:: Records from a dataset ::

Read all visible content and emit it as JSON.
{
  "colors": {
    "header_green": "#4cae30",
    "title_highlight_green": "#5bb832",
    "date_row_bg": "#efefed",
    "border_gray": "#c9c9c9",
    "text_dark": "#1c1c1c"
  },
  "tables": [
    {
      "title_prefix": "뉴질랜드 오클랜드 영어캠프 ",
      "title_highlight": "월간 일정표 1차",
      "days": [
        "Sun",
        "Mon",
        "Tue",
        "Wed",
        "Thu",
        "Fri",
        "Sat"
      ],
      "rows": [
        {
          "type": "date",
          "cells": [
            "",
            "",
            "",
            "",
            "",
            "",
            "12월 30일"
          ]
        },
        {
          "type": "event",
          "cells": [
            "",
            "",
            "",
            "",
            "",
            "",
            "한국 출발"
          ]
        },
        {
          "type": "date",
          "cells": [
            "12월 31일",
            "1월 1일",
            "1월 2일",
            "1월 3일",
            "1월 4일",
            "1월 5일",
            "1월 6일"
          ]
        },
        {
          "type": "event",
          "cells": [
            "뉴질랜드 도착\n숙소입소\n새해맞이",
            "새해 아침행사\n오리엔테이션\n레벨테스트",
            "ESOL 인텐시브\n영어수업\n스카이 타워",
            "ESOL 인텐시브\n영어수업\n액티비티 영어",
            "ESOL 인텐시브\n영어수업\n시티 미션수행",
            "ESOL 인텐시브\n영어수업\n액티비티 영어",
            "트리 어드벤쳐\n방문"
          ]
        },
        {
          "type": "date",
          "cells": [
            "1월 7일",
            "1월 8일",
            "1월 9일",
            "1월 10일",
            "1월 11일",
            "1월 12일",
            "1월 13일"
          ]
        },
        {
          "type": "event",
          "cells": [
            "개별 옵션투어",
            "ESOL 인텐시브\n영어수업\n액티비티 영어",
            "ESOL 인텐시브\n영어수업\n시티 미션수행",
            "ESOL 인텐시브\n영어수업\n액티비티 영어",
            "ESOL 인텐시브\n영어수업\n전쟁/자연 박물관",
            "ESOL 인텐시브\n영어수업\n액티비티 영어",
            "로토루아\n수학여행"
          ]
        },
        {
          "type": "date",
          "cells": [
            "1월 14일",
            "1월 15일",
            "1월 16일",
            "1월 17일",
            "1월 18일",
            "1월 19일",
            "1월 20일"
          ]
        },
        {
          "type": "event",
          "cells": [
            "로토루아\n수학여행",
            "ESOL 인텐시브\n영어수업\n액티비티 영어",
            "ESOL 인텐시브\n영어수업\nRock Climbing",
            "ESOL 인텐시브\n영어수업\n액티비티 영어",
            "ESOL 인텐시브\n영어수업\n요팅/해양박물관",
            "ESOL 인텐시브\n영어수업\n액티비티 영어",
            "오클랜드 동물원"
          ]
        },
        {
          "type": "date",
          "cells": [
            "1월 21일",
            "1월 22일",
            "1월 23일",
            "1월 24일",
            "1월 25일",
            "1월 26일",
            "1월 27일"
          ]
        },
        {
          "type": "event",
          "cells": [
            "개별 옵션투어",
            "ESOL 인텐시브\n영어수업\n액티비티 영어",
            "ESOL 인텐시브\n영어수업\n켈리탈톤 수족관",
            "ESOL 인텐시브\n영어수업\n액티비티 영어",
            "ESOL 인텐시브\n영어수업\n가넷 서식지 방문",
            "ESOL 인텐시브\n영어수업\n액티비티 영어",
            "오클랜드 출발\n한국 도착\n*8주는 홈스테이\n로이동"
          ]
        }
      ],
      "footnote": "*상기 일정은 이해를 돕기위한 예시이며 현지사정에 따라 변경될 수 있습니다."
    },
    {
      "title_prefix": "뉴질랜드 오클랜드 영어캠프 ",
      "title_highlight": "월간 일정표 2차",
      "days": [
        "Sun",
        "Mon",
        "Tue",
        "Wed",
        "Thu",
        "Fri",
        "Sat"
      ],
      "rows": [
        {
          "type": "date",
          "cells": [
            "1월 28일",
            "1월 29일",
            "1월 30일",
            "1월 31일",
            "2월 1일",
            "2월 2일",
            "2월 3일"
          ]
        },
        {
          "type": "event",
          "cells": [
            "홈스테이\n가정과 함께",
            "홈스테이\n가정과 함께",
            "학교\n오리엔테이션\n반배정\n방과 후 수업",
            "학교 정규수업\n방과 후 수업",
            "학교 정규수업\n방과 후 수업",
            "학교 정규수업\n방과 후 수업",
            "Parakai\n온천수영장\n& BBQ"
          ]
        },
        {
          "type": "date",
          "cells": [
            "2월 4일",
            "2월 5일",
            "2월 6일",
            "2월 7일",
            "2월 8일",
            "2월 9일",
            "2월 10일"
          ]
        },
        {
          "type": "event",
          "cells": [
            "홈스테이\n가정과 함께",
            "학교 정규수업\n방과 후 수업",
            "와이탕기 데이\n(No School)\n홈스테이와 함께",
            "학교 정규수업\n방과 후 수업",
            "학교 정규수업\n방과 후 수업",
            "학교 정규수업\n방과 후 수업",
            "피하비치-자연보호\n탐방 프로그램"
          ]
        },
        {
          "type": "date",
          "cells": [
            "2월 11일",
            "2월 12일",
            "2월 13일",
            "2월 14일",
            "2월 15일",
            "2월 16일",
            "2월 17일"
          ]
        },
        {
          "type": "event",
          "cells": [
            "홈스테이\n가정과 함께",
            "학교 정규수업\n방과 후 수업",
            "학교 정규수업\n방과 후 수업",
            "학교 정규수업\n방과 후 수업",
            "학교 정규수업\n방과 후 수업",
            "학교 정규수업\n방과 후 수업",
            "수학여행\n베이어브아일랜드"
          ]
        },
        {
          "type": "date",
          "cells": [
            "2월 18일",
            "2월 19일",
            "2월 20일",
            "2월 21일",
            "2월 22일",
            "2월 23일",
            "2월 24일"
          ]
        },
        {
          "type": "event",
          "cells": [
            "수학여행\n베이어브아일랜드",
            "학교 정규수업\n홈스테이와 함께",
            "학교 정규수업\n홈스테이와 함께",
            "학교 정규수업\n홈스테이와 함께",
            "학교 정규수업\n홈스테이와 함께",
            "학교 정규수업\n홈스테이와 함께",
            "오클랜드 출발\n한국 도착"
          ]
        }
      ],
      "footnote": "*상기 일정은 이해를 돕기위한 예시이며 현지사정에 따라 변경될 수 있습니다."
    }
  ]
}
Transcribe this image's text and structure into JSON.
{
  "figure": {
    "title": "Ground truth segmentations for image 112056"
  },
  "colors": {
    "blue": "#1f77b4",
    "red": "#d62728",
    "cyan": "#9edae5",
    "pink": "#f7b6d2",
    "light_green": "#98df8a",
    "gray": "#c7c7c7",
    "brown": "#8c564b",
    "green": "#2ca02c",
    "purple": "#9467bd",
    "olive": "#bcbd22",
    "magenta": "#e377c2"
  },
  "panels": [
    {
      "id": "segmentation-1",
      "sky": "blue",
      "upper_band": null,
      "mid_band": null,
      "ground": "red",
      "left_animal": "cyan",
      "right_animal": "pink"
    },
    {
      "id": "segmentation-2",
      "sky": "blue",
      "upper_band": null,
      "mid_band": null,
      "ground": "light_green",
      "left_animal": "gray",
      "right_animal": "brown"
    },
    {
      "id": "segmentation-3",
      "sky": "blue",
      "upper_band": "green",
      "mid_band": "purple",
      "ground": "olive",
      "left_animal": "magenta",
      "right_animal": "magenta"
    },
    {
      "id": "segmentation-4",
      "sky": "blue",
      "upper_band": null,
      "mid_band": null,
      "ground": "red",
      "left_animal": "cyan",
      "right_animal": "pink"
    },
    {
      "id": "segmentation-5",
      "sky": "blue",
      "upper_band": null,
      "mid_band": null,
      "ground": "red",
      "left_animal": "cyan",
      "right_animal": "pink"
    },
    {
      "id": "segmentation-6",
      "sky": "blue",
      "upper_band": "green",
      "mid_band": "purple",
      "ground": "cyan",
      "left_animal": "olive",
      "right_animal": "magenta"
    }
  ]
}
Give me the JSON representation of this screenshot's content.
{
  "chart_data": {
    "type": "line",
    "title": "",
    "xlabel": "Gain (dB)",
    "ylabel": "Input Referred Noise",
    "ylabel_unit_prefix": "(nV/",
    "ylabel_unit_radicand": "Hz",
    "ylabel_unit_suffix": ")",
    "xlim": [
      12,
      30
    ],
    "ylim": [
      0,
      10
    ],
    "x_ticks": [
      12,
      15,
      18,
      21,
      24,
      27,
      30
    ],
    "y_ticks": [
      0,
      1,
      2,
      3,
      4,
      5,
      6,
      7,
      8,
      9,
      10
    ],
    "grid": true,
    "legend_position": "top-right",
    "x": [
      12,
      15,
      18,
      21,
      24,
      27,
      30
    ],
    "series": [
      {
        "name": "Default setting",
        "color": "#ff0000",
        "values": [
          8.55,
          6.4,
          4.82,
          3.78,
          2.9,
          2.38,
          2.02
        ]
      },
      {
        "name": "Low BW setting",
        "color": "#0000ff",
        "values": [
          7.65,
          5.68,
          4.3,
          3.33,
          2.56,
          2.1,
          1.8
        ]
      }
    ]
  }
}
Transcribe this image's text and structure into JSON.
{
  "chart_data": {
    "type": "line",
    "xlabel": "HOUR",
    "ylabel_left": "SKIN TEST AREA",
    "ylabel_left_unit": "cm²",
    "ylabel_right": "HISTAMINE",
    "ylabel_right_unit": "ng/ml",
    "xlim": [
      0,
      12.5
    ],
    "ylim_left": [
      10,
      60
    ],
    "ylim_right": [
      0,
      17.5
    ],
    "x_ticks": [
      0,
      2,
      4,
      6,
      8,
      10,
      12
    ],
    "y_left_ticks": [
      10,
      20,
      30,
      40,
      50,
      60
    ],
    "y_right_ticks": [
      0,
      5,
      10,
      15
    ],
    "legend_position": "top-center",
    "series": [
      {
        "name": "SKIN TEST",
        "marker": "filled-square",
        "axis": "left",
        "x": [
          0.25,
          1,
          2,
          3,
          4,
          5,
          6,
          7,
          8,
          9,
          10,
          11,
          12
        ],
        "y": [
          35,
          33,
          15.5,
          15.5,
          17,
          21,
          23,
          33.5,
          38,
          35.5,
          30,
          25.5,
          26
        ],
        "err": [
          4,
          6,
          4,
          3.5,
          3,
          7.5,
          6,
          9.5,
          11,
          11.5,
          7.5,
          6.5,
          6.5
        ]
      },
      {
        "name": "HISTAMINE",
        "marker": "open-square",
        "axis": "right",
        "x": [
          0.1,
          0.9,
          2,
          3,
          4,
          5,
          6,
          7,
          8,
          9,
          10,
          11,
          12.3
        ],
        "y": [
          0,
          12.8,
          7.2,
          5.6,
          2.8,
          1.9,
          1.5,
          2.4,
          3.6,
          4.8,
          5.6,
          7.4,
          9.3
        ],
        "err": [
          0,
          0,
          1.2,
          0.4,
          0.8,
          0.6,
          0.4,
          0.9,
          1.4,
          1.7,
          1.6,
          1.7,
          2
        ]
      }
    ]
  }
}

:: TASK OBJECTIVE ::
Of the lines in the material, how many hold the word "square"? Reply with the number only.

:: CORRECT ANSWER ::
2